Records provided
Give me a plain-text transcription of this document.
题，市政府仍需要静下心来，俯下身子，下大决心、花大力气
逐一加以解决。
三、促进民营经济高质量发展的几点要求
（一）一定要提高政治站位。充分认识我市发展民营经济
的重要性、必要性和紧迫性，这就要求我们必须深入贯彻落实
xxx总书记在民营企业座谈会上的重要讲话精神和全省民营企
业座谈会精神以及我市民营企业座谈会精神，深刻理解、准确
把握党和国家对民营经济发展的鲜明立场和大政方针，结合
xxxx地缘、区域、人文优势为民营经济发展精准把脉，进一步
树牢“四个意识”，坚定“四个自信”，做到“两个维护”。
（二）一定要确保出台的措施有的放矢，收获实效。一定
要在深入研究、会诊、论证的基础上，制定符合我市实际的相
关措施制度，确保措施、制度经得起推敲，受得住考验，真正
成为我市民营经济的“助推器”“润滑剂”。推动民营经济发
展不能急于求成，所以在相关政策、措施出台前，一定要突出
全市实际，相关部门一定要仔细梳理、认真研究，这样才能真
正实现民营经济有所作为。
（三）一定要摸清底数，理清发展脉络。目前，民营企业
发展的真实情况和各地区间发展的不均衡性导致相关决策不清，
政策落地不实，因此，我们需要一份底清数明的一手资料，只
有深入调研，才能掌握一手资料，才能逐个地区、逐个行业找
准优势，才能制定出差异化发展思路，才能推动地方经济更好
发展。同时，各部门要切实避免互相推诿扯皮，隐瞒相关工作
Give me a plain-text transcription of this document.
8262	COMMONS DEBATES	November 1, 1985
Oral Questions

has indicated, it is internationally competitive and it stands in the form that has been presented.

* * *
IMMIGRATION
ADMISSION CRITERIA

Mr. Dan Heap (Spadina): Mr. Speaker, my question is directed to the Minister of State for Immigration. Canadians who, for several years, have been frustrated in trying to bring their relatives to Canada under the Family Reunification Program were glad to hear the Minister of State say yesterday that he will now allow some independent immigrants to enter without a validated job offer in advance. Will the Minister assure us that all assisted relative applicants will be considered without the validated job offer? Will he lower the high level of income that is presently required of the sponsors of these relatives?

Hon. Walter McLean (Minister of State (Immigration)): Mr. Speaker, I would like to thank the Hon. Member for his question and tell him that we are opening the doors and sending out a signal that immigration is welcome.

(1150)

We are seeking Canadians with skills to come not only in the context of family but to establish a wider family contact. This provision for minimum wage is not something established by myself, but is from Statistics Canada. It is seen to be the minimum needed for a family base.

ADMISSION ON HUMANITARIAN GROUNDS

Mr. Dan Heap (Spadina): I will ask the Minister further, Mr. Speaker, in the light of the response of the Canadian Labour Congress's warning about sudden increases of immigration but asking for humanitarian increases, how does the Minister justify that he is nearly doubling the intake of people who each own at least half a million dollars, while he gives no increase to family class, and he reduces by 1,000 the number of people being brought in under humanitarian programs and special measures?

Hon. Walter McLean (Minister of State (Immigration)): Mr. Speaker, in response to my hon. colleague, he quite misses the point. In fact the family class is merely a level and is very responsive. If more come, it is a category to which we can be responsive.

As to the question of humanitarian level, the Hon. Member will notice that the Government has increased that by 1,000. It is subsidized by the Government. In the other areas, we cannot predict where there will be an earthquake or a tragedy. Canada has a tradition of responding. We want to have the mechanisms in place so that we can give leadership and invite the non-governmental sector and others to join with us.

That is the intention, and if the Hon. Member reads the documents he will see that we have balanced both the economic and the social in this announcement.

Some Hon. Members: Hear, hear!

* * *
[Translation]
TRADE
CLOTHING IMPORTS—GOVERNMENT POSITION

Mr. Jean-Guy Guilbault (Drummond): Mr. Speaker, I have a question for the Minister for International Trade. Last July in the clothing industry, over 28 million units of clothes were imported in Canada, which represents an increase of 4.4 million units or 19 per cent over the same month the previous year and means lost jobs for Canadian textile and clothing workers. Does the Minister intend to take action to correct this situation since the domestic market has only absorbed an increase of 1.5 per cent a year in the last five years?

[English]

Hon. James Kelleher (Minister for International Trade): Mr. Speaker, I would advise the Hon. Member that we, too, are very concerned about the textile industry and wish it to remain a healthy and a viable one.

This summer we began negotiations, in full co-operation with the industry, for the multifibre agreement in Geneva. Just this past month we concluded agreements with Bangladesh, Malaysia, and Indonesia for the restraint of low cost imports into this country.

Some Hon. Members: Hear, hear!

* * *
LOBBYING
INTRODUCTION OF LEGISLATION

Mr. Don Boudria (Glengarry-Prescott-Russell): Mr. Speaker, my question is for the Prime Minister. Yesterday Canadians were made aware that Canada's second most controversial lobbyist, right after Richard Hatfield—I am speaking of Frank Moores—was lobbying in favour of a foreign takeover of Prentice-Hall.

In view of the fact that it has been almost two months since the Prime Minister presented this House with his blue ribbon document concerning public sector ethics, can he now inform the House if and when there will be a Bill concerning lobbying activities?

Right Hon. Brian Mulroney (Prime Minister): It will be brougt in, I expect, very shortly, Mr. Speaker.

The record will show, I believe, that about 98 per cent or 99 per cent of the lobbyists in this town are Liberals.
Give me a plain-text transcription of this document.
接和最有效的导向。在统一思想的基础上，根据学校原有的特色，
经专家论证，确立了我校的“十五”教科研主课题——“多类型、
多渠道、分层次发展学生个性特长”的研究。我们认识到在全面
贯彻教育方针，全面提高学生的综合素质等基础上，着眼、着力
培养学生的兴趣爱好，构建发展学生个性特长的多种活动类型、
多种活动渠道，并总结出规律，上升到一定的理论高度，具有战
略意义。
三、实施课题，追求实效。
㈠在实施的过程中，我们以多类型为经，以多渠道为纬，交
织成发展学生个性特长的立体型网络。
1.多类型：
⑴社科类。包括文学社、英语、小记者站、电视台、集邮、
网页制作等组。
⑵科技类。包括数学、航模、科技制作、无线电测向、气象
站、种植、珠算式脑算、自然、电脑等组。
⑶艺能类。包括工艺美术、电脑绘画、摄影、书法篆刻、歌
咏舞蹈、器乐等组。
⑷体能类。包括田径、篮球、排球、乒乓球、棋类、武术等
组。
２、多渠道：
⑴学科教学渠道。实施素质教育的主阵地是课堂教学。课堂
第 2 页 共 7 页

Written request
Restate each record exactly as written.

Solution below
Give me a plain-text transcription of this document.
题，市政府仍需要静下心来，俯下身子，下大决心、花大力气
逐一加以解决。
三、促进民营经济高质量发展的几点要求
（一）一定要提高政治站位。充分认识我市发展民营经济
的重要性、必要性和紧迫性，这就要求我们必须深入贯彻落实
xxx总书记在民营企业座谈会上的重要讲话精神和全省民营企
业座谈会精神以及我市民营企业座谈会精神，深刻理解、准确
把握党和国家对民营经济发展的鲜明立场和大政方针，结合
xxxx地缘、区域、人文优势为民营经济发展精准把脉，进一步
树牢“四个意识”，坚定“四个自信”，做到“两个维护”。
（二）一定要确保出台的措施有的放矢，收获实效。一定
要在深入研究、会诊、论证的基础上，制定符合我市实际的相
关措施制度，确保措施、制度经得起推敲，受得住考验，真正
成为我市民营经济的“助推器”“润滑剂”。推动民营经济发
展不能急于求成，所以在相关政策、措施出台前，一定要突出
全市实际，相关部门一定要仔细梳理、认真研究，这样才能真
正实现民营经济有所作为。
（三）一定要摸清底数，理清发展脉络。目前，民营企业
发展的真实情况和各地区间发展的不均衡性导致相关决策不清，
政策落地不实，因此，我们需要一份底清数明的一手资料，只
有深入调研，才能掌握一手资料，才能逐个地区、逐个行业找
准优势，才能制定出差异化发展思路，才能推动地方经济更好
发展。同时，各部门要切实避免互相推诿扯皮，隐瞒相关工作
Give me a plain-text transcription of this document.
8262	COMMONS DEBATES	November 1, 1985
Oral Questions

has indicated, it is internationally competitive and it stands in the form that has been presented.

* * *
IMMIGRATION
ADMISSION CRITERIA

Mr. Dan Heap (Spadina): Mr. Speaker, my question is directed to the Minister of State for Immigration. Canadians who, for several years, have been frustrated in trying to bring their relatives to Canada under the Family Reunification Program were glad to hear the Minister of State say yesterday that he will now allow some independent immigrants to enter without a validated job offer in advance. Will the Minister assure us that all assisted relative applicants will be considered without the validated job offer? Will he lower the high level of income that is presently required of the sponsors of these relatives?

Hon. Walter McLean (Minister of State (Immigration)): Mr. Speaker, I would like to thank the Hon. Member for his question and tell him that we are opening the doors and sending out a signal that immigration is welcome.

(1150)

We are seeking Canadians with skills to come not only in the context of family but to establish a wider family contact. This provision for minimum wage is not something established by myself, but is from Statistics Canada. It is seen to be the minimum needed for a family base.

ADMISSION ON HUMANITARIAN GROUNDS

Mr. Dan Heap (Spadina): I will ask the Minister further, Mr. Speaker, in the light of the response of the Canadian Labour Congress's warning about sudden increases of immigration but asking for humanitarian increases, how does the Minister justify that he is nearly doubling the intake of people who each own at least half a million dollars, while he gives no increase to family class, and he reduces by 1,000 the number of people being brought in under humanitarian programs and special measures?

Hon. Walter McLean (Minister of State (Immigration)): Mr. Speaker, in response to my hon. colleague, he quite misses the point. In fact the family class is merely a level and is very responsive. If more come, it is a category to which we can be responsive.

As to the question of humanitarian level, the Hon. Member will notice that the Government has increased that by 1,000. It is subsidized by the Government. In the other areas, we cannot predict where there will be an earthquake or a tragedy. Canada has a tradition of responding. We want to have the mechanisms in place so that we can give leadership and invite the non-governmental sector and others to join with us.

That is the intention, and if the Hon. Member reads the documents he will see that we have balanced both the economic and the social in this announcement.

Some Hon. Members: Hear, hear!

* * *
[Translation]
TRADE
CLOTHING IMPORTS—GOVERNMENT POSITION

Mr. Jean-Guy Guilbault (Drummond): Mr. Speaker, I have a question for the Minister for International Trade. Last July in the clothing industry, over 28 million units of clothes were imported in Canada, which represents an increase of 4.4 million units or 19 per cent over the same month the previous year and means lost jobs for Canadian textile and clothing workers. Does the Minister intend to take action to correct this situation since the domestic market has only absorbed an increase of 1.5 per cent a year in the last five years?

[English]

Hon. James Kelleher (Minister for International Trade): Mr. Speaker, I would advise the Hon. Member that we, too, are very concerned about the textile industry and wish it to remain a healthy and a viable one.

This summer we began negotiations, in full co-operation with the industry, for the multifibre agreement in Geneva. Just this past month we concluded agreements with Bangladesh, Malaysia, and Indonesia for the restraint of low cost imports into this country.

Some Hon. Members: Hear, hear!

* * *
LOBBYING
INTRODUCTION OF LEGISLATION

Mr. Don Boudria (Glengarry-Prescott-Russell): Mr. Speaker, my question is for the Prime Minister. Yesterday Canadians were made aware that Canada's second most controversial lobbyist, right after Richard Hatfield—I am speaking of Frank Moores—was lobbying in favour of a foreign takeover of Prentice-Hall.

In view of the fact that it has been almost two months since the Prime Minister presented this House with his blue ribbon document concerning public sector ethics, can he now inform the House if and when there will be a Bill concerning lobbying activities?

Right Hon. Brian Mulroney (Prime Minister): It will be brougt in, I expect, very shortly, Mr. Speaker.

The record will show, I believe, that about 98 per cent or 99 per cent of the lobbyists in this town are Liberals.
Give me a plain-text transcription of this document.
接和最有效的导向。在统一思想的基础上，根据学校原有的特色，
经专家论证，确立了我校的“十五”教科研主课题——“多类型、
多渠道、分层次发展学生个性特长”的研究。我们认识到在全面
贯彻教育方针，全面提高学生的综合素质等基础上，着眼、着力
培养学生的兴趣爱好，构建发展学生个性特长的多种活动类型、
多种活动渠道，并总结出规律，上升到一定的理论高度，具有战
略意义。
三、实施课题，追求实效。
㈠在实施的过程中，我们以多类型为经，以多渠道为纬，交
织成发展学生个性特长的立体型网络。
1.多类型：
⑴社科类。包括文学社、英语、小记者站、电视台、集邮、
网页制作等组。
⑵科技类。包括数学、航模、科技制作、无线电测向、气象
站、种植、珠算式脑算、自然、电脑等组。
⑶艺能类。包括工艺美术、电脑绘画、摄影、书法篆刻、歌
咏舞蹈、器乐等组。
⑷体能类。包括田径、篮球、排球、乒乓球、棋类、武术等
组。
２、多渠道：
⑴学科教学渠道。实施素质教育的主阵地是课堂教学。课堂
第 2 页 共 7 页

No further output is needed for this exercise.